Exercise
Below are the records. Gather each line that holds "screenshot".

Excerpt from a dataset
-- BEGIN --
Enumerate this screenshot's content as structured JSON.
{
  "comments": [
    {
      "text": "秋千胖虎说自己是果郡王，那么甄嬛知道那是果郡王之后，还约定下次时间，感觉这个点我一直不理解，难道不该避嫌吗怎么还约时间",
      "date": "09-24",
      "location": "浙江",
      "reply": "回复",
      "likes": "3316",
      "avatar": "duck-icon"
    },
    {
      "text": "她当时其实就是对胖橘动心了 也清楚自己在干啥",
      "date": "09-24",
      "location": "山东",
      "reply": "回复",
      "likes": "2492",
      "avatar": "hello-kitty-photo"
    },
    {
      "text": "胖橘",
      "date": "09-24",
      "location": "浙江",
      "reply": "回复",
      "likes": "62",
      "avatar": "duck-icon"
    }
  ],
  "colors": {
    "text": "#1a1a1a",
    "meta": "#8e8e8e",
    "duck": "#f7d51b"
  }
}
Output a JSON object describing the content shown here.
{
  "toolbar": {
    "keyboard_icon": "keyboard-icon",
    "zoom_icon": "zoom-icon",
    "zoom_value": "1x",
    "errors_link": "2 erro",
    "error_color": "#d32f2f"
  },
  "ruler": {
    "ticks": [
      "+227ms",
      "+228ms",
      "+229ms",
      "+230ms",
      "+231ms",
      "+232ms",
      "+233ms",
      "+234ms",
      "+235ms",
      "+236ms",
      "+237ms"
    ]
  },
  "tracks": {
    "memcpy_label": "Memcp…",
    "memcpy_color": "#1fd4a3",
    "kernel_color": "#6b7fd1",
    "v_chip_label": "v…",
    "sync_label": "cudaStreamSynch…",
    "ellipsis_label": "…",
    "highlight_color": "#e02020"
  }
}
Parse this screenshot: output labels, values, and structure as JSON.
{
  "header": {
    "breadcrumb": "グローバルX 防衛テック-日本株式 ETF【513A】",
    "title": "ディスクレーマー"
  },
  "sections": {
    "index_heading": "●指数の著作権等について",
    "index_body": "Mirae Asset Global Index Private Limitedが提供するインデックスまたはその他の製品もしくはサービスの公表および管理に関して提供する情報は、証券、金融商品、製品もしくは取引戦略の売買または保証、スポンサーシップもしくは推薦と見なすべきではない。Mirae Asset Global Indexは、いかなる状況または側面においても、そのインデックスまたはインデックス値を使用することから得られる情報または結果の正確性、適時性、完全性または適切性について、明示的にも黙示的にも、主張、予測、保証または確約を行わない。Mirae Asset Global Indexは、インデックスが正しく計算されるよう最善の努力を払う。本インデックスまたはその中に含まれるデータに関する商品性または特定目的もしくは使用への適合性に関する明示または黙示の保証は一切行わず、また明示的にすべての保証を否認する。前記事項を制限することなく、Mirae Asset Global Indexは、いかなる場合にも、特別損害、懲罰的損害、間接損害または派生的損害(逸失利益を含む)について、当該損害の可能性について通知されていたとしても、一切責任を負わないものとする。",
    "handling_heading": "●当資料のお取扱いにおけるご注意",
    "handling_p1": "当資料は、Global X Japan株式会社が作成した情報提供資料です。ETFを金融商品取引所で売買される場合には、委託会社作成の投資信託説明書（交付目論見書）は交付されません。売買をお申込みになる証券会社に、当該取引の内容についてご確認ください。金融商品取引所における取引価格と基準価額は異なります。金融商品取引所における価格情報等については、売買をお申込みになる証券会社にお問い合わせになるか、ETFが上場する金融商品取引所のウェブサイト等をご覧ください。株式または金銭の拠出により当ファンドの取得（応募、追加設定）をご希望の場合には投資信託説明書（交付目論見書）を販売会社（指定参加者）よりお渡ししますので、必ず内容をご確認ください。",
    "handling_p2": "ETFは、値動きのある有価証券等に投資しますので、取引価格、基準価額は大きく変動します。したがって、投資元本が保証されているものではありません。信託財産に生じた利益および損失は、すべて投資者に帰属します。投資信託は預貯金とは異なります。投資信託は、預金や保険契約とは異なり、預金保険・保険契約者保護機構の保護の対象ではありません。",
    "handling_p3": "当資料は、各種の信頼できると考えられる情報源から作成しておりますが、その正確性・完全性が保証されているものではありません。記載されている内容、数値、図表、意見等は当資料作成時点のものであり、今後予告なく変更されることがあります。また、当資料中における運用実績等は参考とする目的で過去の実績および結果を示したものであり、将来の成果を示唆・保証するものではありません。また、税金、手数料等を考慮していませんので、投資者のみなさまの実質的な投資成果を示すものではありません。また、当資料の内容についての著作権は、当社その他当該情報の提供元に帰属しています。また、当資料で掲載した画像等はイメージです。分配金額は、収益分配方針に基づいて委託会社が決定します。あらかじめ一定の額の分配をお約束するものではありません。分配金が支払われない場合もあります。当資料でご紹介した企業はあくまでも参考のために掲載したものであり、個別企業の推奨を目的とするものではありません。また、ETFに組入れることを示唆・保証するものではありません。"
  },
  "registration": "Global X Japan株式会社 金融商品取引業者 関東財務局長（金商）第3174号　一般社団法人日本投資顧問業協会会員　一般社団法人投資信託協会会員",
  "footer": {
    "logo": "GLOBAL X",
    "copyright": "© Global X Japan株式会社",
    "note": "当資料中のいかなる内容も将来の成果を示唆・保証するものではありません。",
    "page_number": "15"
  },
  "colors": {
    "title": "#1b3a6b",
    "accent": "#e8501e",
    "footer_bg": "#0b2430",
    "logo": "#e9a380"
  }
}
-- END --
The result
Enumerate this screenshot's content as structured JSON.
Parse this screenshot: output labels, values, and structure as JSON.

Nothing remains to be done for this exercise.